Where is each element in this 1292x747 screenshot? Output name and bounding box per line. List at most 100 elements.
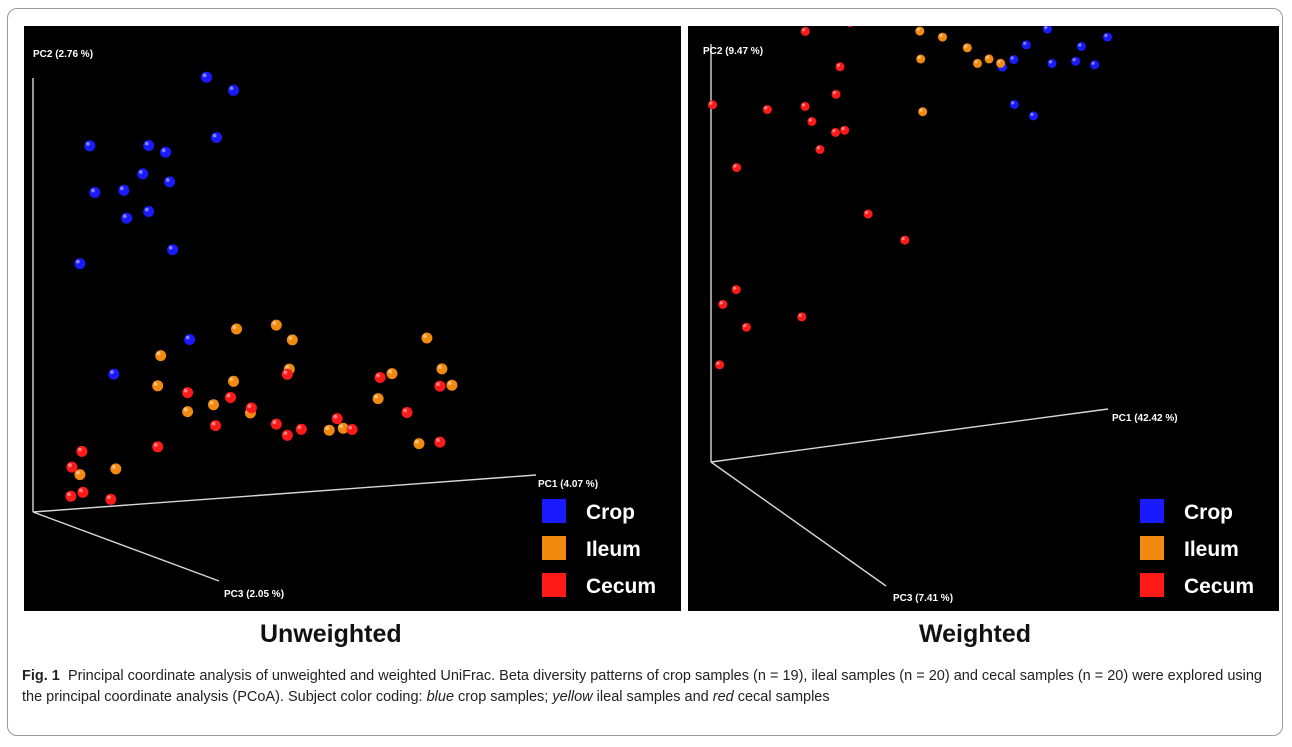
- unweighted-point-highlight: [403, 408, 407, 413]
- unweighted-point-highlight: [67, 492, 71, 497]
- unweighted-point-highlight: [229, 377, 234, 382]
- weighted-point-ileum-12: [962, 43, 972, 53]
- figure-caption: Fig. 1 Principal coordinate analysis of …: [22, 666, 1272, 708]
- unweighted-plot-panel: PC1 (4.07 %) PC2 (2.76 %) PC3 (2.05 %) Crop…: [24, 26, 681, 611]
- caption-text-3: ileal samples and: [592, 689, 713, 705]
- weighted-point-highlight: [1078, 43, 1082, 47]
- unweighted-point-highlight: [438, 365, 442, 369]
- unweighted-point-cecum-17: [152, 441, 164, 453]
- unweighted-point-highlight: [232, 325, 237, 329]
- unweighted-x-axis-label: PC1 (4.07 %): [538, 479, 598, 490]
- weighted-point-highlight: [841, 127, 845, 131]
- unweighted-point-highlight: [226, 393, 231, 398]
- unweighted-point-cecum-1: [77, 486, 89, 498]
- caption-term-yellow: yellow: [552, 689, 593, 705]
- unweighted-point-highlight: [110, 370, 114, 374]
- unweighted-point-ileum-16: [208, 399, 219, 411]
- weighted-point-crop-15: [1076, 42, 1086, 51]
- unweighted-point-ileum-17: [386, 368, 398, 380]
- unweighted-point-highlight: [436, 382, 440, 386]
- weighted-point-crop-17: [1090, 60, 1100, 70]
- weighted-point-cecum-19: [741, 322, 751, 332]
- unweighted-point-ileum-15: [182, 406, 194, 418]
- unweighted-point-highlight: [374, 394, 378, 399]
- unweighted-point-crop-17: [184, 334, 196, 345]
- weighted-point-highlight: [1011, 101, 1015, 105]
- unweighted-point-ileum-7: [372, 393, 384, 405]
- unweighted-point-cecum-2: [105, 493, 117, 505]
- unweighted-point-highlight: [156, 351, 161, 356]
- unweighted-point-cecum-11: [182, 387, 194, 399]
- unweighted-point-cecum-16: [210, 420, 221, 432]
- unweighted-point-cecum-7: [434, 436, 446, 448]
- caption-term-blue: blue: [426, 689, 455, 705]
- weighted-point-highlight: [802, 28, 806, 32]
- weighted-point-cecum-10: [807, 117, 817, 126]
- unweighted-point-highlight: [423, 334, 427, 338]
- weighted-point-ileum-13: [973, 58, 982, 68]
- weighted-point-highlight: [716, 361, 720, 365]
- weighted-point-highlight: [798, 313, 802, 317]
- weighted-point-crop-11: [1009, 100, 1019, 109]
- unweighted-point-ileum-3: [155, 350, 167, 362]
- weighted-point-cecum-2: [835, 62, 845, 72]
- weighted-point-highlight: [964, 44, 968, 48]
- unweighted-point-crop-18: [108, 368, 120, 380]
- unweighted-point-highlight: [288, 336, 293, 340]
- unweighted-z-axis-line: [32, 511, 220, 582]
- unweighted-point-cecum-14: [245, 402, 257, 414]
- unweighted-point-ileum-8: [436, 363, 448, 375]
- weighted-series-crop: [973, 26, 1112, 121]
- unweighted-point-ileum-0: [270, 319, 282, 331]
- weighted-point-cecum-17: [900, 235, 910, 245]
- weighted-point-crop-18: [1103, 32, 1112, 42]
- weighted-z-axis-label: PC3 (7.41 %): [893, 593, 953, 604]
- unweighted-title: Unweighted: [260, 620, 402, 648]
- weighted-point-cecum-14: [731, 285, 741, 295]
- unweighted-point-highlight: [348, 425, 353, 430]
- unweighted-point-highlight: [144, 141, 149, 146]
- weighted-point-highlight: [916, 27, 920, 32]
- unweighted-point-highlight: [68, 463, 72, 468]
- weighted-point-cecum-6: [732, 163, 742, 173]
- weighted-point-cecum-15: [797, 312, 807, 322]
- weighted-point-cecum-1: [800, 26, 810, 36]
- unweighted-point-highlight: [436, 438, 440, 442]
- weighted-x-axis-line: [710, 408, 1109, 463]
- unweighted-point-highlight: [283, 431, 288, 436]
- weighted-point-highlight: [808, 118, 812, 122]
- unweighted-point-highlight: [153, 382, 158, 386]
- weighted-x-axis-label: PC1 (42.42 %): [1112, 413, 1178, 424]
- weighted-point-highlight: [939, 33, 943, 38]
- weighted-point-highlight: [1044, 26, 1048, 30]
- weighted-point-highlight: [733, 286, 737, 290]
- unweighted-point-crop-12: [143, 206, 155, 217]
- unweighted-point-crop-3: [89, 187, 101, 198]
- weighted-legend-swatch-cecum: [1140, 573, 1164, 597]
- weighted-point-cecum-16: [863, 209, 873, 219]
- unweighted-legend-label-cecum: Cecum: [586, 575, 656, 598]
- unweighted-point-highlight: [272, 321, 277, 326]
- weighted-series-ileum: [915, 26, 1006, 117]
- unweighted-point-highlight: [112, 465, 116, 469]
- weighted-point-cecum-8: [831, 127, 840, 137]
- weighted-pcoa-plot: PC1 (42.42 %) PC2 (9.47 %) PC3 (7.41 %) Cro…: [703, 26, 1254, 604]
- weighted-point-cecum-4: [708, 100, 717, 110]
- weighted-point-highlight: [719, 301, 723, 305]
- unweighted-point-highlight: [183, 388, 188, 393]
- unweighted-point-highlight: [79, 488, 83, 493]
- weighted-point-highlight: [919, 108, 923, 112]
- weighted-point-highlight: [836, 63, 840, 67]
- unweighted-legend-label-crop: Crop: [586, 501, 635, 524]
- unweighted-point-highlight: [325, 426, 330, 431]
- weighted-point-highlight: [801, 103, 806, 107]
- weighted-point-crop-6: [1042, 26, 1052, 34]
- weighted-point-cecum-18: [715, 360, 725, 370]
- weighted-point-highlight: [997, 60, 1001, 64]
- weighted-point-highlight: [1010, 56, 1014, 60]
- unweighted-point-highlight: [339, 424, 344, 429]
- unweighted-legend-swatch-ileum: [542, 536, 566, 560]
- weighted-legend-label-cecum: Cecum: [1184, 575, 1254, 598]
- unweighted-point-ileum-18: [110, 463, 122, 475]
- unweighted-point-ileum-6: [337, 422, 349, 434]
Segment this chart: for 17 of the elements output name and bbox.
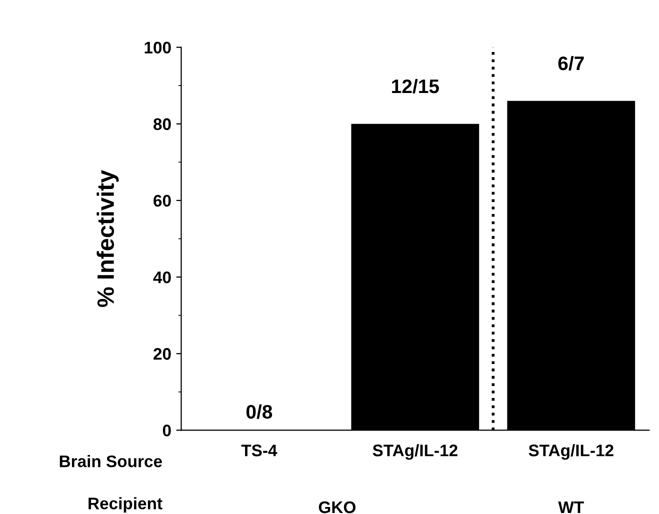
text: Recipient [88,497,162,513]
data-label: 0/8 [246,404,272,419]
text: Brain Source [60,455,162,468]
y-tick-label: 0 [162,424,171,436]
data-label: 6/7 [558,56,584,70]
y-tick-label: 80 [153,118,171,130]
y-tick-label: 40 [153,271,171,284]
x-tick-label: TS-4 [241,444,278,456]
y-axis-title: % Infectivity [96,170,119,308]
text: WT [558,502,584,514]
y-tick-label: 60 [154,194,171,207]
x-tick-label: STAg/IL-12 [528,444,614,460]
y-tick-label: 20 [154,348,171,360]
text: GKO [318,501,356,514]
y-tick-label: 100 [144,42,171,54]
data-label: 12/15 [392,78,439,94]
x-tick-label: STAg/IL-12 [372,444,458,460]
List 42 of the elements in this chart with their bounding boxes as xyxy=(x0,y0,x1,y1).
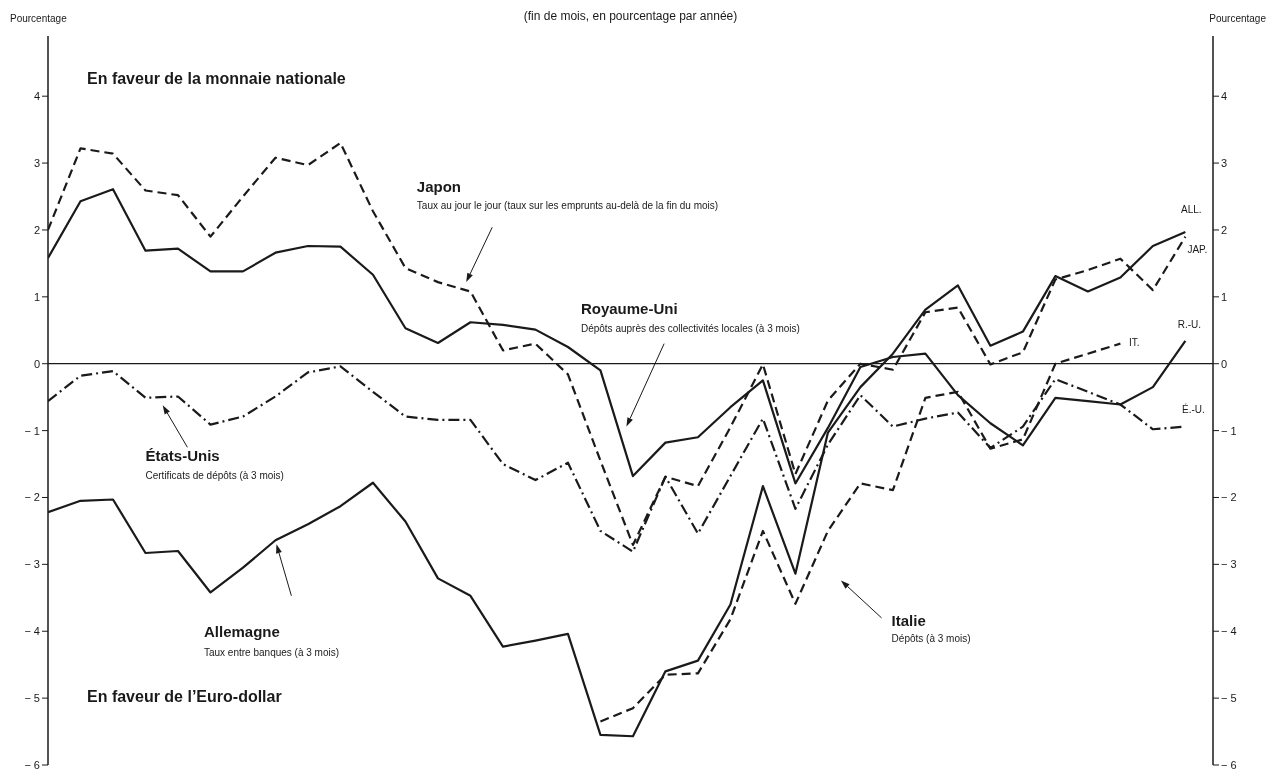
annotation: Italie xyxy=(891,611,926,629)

───

● Brief
Please turn the entries from the line containing "text: Recipient [88,497,162,513]" through the line containing "x-tick-label: STAg/IL-12 [372,444,458,460]", both included, into a numbered list and leave out any blank lines.

● Problem solution
1. text: Recipient [88,497,162,513]
2. data-label: 0/8 [246,404,272,419]
3. text: Brain Source [60,455,162,468]
4. y-tick-label: 0 [162,424,171,436]
5. data-label: 6/7 [558,56,584,70]
6. y-tick-label: 80 [153,118,171,130]
7. y-tick-label: 40 [153,271,171,284]
8. x-tick-label: TS-4 [241,444,278,456]
9. y-axis-title: % Infectivity [96,170,119,308]
10. text: WT [558,502,584,514]
11. y-tick-label: 60 [154,194,171,207]
12. x-tick-label: STAg/IL-12 [528,444,614,460]
13. y-tick-label: 20 [154,348,171,360]
14. text: GKO [318,501,356,514]
15. y-tick-label: 100 [144,42,171,54]
16. data-label: 12/15 [392,78,439,94]
17. x-tick-label: STAg/IL-12 [372,444,458,460]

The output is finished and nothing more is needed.